- **GIVEN EXERCISE**:
Copy each line below without leaving any out.
+++
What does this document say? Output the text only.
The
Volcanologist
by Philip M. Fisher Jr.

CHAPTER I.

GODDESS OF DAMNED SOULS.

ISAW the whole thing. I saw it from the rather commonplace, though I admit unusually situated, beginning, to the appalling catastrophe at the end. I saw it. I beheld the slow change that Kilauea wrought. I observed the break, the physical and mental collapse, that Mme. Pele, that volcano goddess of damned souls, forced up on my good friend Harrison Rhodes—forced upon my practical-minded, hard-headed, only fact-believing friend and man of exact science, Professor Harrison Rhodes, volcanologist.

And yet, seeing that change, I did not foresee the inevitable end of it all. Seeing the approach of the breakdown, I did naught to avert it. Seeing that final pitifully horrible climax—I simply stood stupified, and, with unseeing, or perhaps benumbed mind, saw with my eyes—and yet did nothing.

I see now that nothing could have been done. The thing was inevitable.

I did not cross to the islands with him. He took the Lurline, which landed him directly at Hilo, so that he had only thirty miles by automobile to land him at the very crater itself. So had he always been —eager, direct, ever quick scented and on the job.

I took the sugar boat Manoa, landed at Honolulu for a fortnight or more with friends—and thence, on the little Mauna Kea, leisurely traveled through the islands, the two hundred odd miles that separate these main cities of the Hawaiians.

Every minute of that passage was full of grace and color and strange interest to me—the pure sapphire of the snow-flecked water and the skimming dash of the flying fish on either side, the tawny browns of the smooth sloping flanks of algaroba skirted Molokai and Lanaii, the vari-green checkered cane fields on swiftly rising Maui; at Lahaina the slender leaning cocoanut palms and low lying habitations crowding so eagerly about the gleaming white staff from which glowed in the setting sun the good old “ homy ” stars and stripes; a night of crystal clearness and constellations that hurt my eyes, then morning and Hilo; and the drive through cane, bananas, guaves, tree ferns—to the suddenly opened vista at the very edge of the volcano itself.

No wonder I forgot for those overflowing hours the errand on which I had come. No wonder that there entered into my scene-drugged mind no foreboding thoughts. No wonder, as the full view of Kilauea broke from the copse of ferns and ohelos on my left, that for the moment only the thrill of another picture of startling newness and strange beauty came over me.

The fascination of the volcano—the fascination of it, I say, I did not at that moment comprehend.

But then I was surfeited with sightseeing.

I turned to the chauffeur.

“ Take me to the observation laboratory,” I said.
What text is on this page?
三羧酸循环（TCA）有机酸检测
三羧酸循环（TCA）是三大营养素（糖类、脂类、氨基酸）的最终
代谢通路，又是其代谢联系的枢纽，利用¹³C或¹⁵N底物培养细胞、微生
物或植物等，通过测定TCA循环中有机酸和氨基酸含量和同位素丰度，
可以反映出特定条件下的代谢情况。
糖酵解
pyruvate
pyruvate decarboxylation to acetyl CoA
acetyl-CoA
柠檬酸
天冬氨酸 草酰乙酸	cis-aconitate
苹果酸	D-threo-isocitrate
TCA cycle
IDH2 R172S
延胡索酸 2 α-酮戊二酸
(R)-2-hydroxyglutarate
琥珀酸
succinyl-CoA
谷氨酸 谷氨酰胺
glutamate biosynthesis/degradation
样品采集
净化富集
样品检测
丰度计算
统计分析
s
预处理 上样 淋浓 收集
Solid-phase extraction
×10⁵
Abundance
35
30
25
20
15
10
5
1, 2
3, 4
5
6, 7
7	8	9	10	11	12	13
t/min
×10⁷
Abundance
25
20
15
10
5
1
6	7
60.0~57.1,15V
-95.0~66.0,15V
+++
- **FINISHED EXERCISE**:
What does this document say? Output the text only.
The
Volcanologist
by Philip M. Fisher Jr.

CHAPTER I.

GODDESS OF DAMNED SOULS.

ISAW the whole thing. I saw it from the rather commonplace, though I admit unusually situated, beginning, to the appalling catastrophe at the end. I saw it. I beheld the slow change that Kilauea wrought. I observed the break, the physical and mental collapse, that Mme. Pele, that volcano goddess of damned souls, forced up on my good friend Harrison Rhodes—forced upon my practical-minded, hard-headed, only fact-believing friend and man of exact science, Professor Harrison Rhodes, volcanologist.

And yet, seeing that change, I did not foresee the inevitable end of it all. Seeing the approach of the breakdown, I did naught to avert it. Seeing that final pitifully horrible climax—I simply stood stupified, and, with unseeing, or perhaps benumbed mind, saw with my eyes—and yet did nothing.

I see now that nothing could have been done. The thing was inevitable.

I did not cross to the islands with him. He took the Lurline, which landed him directly at Hilo, so that he had only thirty miles by automobile to land him at the very crater itself. So had he always been —eager, direct, ever quick scented and on the job.

I took the sugar boat Manoa, landed at Honolulu for a fortnight or more with friends—and thence, on the little Mauna Kea, leisurely traveled through the islands, the two hundred odd miles that separate these main cities of the Hawaiians.

Every minute of that passage was full of grace and color and strange interest to me—the pure sapphire of the snow-flecked water and the skimming dash of the flying fish on either side, the tawny browns of the smooth sloping flanks of algaroba skirted Molokai and Lanaii, the vari-green checkered cane fields on swiftly rising Maui; at Lahaina the slender leaning cocoanut palms and low lying habitations crowding so eagerly about the gleaming white staff from which glowed in the setting sun the good old “ homy ” stars and stripes; a night of crystal clearness and constellations that hurt my eyes, then morning and Hilo; and the drive through cane, bananas, guaves, tree ferns—to the suddenly opened vista at the very edge of the volcano itself.

No wonder I forgot for those overflowing hours the errand on which I had come. No wonder that there entered into my scene-drugged mind no foreboding thoughts. No wonder, as the full view of Kilauea broke from the copse of ferns and ohelos on my left, that for the moment only the thrill of another picture of startling newness and strange beauty came over me.

The fascination of the volcano—the fascination of it, I say, I did not at that moment comprehend.

But then I was surfeited with sightseeing.

I turned to the chauffeur.

“ Take me to the observation laboratory,” I said.
What text is on this page?
三羧酸循环（TCA）有机酸检测
三羧酸循环（TCA）是三大营养素（糖类、脂类、氨基酸）的最终
代谢通路，又是其代谢联系的枢纽，利用¹³C或¹⁵N底物培养细胞、微生
物或植物等，通过测定TCA循环中有机酸和氨基酸含量和同位素丰度，
可以反映出特定条件下的代谢情况。
糖酵解
pyruvate
pyruvate decarboxylation to acetyl CoA
acetyl-CoA
柠檬酸
天冬氨酸 草酰乙酸	cis-aconitate
苹果酸	D-threo-isocitrate
TCA cycle
IDH2 R172S
延胡索酸 2 α-酮戊二酸
(R)-2-hydroxyglutarate
琥珀酸
succinyl-CoA
谷氨酸 谷氨酰胺
glutamate biosynthesis/degradation
样品采集
净化富集
样品检测
丰度计算
统计分析
s
预处理 上样 淋浓 收集
Solid-phase extraction
×10⁵
Abundance
35
30
25
20
15
10
5
1, 2
3, 4
5
6, 7
7	8	9	10	11	12	13
t/min
×10⁷
Abundance
25
20
15
10
5
1
6	7
60.0~57.1,15V
-95.0~66.0,15V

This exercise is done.